[Items from a dataset]
⁂
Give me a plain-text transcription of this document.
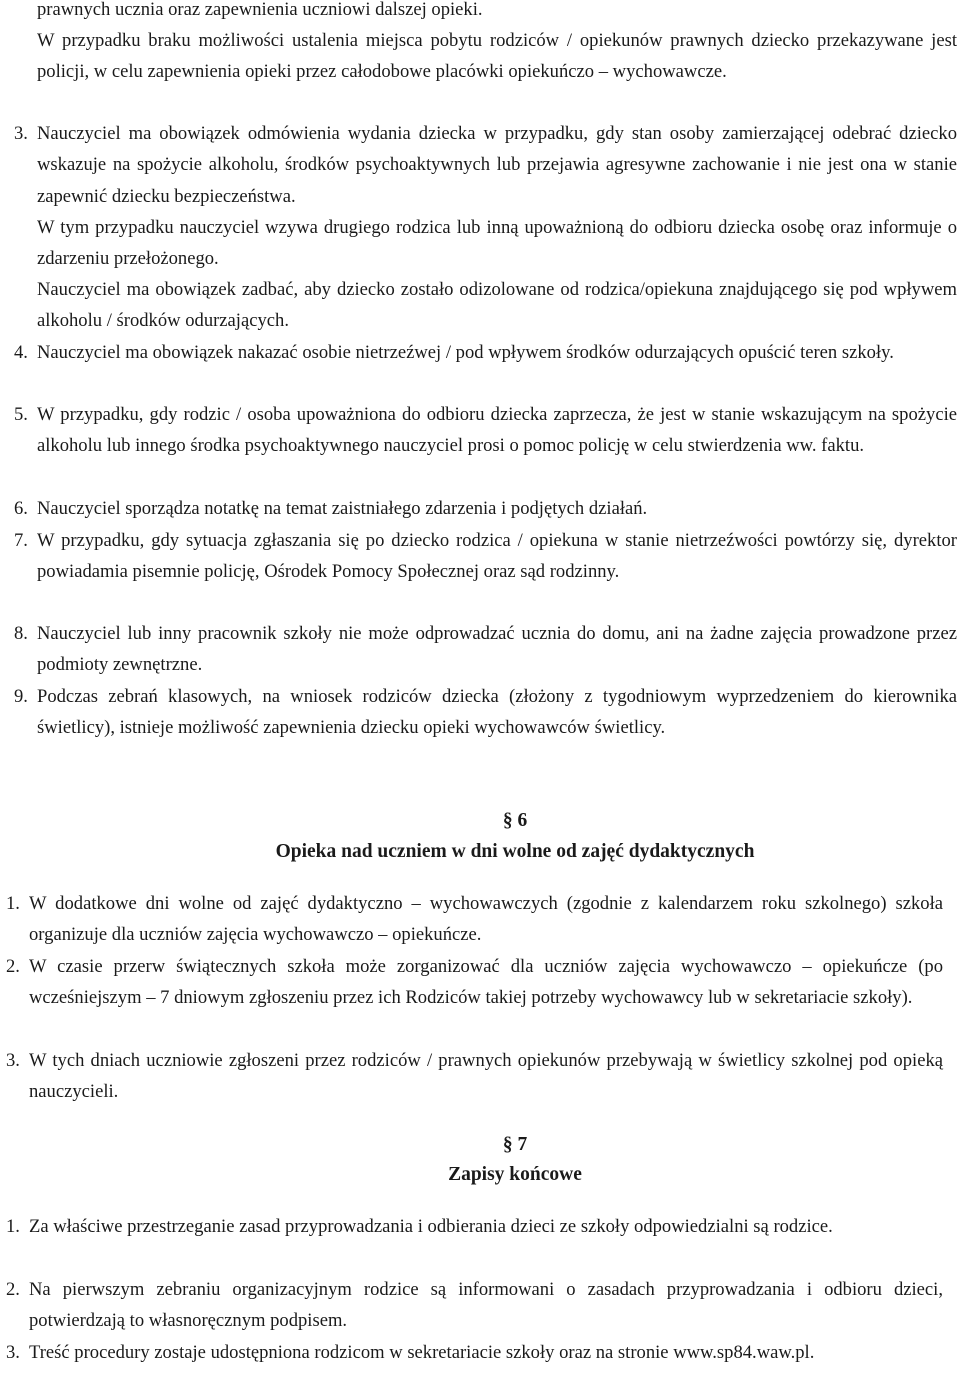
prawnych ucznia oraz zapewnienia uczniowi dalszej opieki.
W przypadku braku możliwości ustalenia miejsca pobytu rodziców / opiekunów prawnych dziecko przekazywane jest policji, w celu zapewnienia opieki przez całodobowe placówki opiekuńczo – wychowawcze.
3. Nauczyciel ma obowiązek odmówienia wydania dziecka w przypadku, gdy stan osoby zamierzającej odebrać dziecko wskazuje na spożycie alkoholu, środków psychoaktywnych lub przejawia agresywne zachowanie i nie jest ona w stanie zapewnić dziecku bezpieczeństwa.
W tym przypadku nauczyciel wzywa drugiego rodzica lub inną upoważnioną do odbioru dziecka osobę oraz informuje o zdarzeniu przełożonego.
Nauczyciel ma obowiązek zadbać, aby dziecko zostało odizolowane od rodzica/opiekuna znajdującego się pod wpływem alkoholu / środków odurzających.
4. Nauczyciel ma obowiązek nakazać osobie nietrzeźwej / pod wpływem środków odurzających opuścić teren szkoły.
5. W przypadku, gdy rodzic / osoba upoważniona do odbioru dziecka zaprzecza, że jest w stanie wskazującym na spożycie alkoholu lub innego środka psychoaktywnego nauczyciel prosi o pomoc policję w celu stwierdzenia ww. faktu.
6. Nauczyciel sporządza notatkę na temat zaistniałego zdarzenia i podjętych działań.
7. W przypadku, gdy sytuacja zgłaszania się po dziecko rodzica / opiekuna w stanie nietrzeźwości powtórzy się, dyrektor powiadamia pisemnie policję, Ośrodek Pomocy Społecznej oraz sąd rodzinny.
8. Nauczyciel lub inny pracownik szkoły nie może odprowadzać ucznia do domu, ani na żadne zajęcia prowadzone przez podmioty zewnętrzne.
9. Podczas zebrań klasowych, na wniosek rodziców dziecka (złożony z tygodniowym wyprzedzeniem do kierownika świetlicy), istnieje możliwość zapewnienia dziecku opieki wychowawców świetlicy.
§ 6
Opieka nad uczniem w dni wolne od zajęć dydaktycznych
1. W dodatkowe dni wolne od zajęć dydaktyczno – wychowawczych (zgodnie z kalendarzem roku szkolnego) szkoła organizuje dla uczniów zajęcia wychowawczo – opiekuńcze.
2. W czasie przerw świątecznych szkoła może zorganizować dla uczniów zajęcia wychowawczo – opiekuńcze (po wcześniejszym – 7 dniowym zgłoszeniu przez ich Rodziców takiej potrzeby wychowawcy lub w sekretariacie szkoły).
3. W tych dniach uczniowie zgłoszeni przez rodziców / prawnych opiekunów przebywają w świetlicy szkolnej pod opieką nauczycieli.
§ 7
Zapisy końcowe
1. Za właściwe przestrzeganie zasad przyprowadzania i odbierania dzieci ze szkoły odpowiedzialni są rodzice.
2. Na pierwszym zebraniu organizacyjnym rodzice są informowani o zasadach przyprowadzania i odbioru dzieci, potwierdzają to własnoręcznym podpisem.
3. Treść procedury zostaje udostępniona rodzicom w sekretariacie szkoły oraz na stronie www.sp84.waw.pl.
⁂
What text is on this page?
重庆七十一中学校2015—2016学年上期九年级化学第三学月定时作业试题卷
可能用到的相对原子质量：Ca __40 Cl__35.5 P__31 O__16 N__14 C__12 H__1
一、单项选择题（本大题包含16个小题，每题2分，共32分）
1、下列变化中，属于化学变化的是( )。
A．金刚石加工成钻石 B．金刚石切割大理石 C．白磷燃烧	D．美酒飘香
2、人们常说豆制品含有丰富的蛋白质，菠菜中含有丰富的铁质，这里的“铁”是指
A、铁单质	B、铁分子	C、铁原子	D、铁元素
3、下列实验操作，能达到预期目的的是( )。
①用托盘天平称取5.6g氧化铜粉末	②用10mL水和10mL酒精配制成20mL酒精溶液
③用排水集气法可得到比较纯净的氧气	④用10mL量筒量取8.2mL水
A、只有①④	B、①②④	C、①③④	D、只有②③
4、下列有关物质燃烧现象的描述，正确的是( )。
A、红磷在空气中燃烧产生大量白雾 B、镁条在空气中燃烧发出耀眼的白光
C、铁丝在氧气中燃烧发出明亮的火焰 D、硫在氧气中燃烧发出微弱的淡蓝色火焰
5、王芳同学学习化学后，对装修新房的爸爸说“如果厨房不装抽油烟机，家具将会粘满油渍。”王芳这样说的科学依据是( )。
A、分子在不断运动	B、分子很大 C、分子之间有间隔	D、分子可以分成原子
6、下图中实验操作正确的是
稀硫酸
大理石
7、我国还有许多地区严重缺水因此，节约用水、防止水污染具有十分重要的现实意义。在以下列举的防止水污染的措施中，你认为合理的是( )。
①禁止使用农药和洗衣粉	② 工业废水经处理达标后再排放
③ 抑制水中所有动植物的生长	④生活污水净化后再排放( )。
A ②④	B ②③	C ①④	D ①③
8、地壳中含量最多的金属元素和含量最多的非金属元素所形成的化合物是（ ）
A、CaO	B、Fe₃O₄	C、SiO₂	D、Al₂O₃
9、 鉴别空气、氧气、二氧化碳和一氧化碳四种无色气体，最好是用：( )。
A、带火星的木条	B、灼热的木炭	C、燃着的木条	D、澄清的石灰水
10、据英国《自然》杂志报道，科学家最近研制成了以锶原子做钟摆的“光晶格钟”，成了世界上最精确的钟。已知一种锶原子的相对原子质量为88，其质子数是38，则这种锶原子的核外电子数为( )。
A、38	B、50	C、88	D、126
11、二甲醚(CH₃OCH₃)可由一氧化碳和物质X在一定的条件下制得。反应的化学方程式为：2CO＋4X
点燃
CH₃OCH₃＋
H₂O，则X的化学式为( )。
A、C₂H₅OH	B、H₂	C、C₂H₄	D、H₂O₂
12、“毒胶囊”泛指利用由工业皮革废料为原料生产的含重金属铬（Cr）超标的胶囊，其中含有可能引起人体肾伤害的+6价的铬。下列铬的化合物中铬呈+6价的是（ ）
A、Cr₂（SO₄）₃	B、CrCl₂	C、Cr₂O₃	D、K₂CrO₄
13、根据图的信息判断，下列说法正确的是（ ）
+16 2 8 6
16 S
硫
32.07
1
⁂
Aim of the exercise:
Your answer should be one number: how many lines of the listing include the word "wolne".

Expected answer:
2